## start RECORDS SHOWN

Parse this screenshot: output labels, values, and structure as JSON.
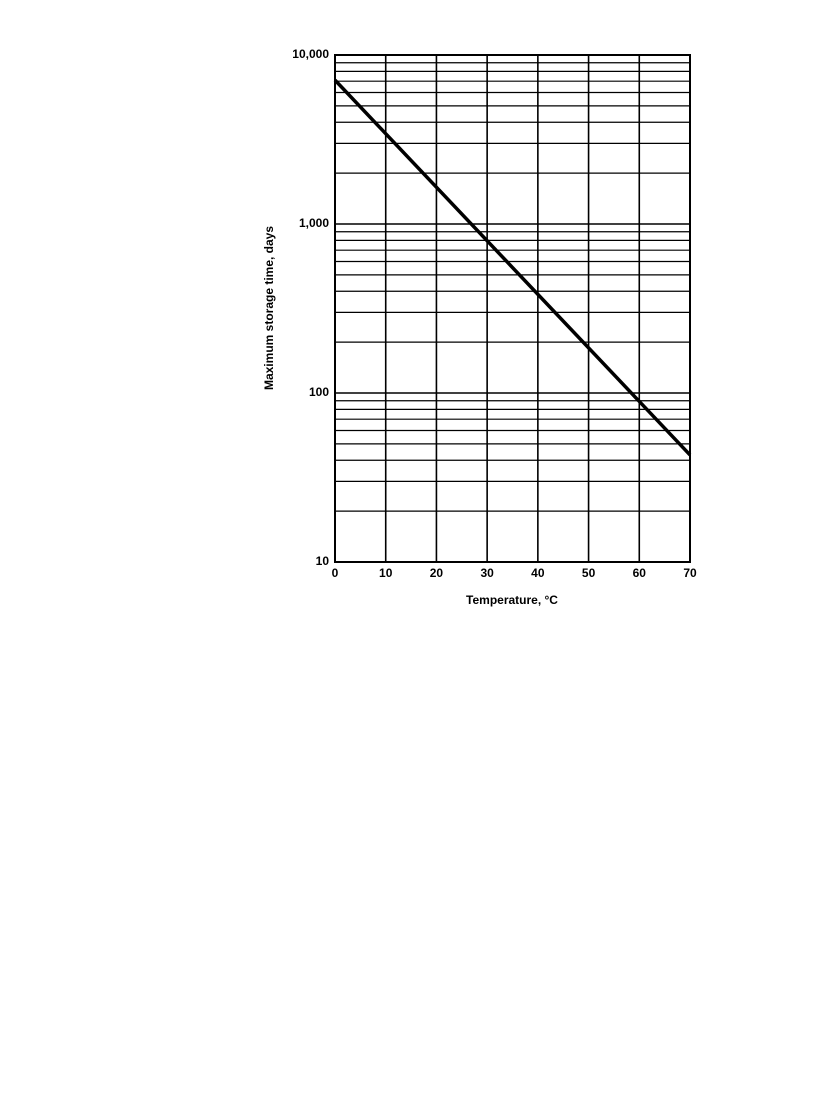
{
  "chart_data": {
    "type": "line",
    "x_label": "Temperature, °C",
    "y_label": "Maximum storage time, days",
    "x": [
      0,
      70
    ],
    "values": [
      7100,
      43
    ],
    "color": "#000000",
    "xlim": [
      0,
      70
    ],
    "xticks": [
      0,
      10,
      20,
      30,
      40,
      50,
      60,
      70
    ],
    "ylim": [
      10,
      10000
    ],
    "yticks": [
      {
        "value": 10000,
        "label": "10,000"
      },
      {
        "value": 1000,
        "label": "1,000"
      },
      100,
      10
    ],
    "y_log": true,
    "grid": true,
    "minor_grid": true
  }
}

## end RECORDS SHOWN

[WORK INSTRUCTIONS]: Filter the entries down to the lines with the word "values" in them.

[EXERCISE RESPONSE]:
Parse this screenshot: output labels, values, and structure as JSON.
    "values": [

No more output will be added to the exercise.